● **Required work**
Output each line of the material exactly as it stands.

[Start Data for processing]

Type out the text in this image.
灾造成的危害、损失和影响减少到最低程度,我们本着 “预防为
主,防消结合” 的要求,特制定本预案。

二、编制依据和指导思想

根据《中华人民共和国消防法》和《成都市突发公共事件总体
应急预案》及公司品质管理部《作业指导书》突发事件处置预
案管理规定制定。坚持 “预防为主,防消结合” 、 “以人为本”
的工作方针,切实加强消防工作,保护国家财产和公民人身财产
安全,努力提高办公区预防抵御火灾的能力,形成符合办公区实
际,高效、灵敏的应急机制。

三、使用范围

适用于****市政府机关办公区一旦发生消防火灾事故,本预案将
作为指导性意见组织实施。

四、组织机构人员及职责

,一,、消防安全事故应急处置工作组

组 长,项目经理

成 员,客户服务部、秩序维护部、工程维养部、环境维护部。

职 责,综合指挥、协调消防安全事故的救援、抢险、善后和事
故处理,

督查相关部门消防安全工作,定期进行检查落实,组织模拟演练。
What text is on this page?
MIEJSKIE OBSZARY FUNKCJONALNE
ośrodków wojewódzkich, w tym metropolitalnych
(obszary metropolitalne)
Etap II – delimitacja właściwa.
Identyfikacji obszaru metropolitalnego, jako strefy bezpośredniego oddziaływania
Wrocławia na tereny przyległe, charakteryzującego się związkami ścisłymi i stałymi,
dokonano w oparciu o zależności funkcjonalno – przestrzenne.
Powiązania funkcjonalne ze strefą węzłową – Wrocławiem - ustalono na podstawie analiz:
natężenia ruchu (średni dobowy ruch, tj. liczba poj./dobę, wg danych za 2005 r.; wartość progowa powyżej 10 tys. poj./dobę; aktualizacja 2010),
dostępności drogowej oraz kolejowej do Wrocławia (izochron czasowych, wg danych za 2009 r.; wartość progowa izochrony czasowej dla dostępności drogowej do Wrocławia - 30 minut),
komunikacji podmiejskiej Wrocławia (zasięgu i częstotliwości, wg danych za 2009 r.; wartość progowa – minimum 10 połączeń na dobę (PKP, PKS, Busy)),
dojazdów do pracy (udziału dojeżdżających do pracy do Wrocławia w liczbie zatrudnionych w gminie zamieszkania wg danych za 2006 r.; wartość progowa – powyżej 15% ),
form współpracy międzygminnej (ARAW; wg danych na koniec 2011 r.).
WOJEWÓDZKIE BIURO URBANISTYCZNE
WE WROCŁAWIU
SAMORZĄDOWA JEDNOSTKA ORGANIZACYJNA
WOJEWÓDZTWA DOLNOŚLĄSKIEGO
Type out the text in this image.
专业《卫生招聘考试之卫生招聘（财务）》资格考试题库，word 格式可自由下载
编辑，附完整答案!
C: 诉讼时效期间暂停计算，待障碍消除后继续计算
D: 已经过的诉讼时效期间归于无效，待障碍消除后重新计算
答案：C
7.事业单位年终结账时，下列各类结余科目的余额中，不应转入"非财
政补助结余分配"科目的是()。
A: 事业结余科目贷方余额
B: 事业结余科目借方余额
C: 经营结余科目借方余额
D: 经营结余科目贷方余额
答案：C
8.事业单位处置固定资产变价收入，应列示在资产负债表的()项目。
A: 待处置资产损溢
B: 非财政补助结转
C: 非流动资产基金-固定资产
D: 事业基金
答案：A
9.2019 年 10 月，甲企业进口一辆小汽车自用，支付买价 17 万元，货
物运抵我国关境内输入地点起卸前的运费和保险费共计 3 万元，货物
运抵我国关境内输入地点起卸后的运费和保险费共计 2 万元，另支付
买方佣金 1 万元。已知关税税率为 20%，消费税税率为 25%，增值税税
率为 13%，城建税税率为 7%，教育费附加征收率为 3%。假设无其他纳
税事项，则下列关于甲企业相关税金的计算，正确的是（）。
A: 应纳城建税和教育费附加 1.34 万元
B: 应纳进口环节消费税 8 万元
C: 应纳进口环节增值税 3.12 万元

[End Data for processing]

● **Correct answer**
Type out the text in this image.
灾造成的危害、损失和影响减少到最低程度,我们本着 “预防为
主,防消结合” 的要求,特制定本预案。

二、编制依据和指导思想

根据《中华人民共和国消防法》和《成都市突发公共事件总体
应急预案》及公司品质管理部《作业指导书》突发事件处置预
案管理规定制定。坚持 “预防为主,防消结合” 、 “以人为本”
的工作方针,切实加强消防工作,保护国家财产和公民人身财产
安全,努力提高办公区预防抵御火灾的能力,形成符合办公区实
际,高效、灵敏的应急机制。

三、使用范围

适用于****市政府机关办公区一旦发生消防火灾事故,本预案将
作为指导性意见组织实施。

四、组织机构人员及职责

,一,、消防安全事故应急处置工作组

组 长,项目经理

成 员,客户服务部、秩序维护部、工程维养部、环境维护部。

职 责,综合指挥、协调消防安全事故的救援、抢险、善后和事
故处理,

督查相关部门消防安全工作,定期进行检查落实,组织模拟演练。
What text is on this page?
MIEJSKIE OBSZARY FUNKCJONALNE
ośrodków wojewódzkich, w tym metropolitalnych
(obszary metropolitalne)
Etap II – delimitacja właściwa.
Identyfikacji obszaru metropolitalnego, jako strefy bezpośredniego oddziaływania
Wrocławia na tereny przyległe, charakteryzującego się związkami ścisłymi i stałymi,
dokonano w oparciu o zależności funkcjonalno – przestrzenne.
Powiązania funkcjonalne ze strefą węzłową – Wrocławiem - ustalono na podstawie analiz:
natężenia ruchu (średni dobowy ruch, tj. liczba poj./dobę, wg danych za 2005 r.; wartość progowa powyżej 10 tys. poj./dobę; aktualizacja 2010),
dostępności drogowej oraz kolejowej do Wrocławia (izochron czasowych, wg danych za 2009 r.; wartość progowa izochrony czasowej dla dostępności drogowej do Wrocławia - 30 minut),
komunikacji podmiejskiej Wrocławia (zasięgu i częstotliwości, wg danych za 2009 r.; wartość progowa – minimum 10 połączeń na dobę (PKP, PKS, Busy)),
dojazdów do pracy (udziału dojeżdżających do pracy do Wrocławia w liczbie zatrudnionych w gminie zamieszkania wg danych za 2006 r.; wartość progowa – powyżej 15% ),
form współpracy międzygminnej (ARAW; wg danych na koniec 2011 r.).
WOJEWÓDZKIE BIURO URBANISTYCZNE
WE WROCŁAWIU
SAMORZĄDOWA JEDNOSTKA ORGANIZACYJNA
WOJEWÓDZTWA DOLNOŚLĄSKIEGO
Type out the text in this image.
专业《卫生招聘考试之卫生招聘（财务）》资格考试题库，word 格式可自由下载
编辑，附完整答案!
C: 诉讼时效期间暂停计算，待障碍消除后继续计算
D: 已经过的诉讼时效期间归于无效，待障碍消除后重新计算
答案：C
7.事业单位年终结账时，下列各类结余科目的余额中，不应转入"非财
政补助结余分配"科目的是()。
A: 事业结余科目贷方余额
B: 事业结余科目借方余额
C: 经营结余科目借方余额
D: 经营结余科目贷方余额
答案：C
8.事业单位处置固定资产变价收入，应列示在资产负债表的()项目。
A: 待处置资产损溢
B: 非财政补助结转
C: 非流动资产基金-固定资产
D: 事业基金
答案：A
9.2019 年 10 月，甲企业进口一辆小汽车自用，支付买价 17 万元，货
物运抵我国关境内输入地点起卸前的运费和保险费共计 3 万元，货物
运抵我国关境内输入地点起卸后的运费和保险费共计 2 万元，另支付
买方佣金 1 万元。已知关税税率为 20%，消费税税率为 25%，增值税税
率为 13%，城建税税率为 7%，教育费附加征收率为 3%。假设无其他纳
税事项，则下列关于甲企业相关税金的计算，正确的是（）。
A: 应纳城建税和教育费附加 1.34 万元
B: 应纳进口环节消费税 8 万元
C: 应纳进口环节增值税 3.12 万元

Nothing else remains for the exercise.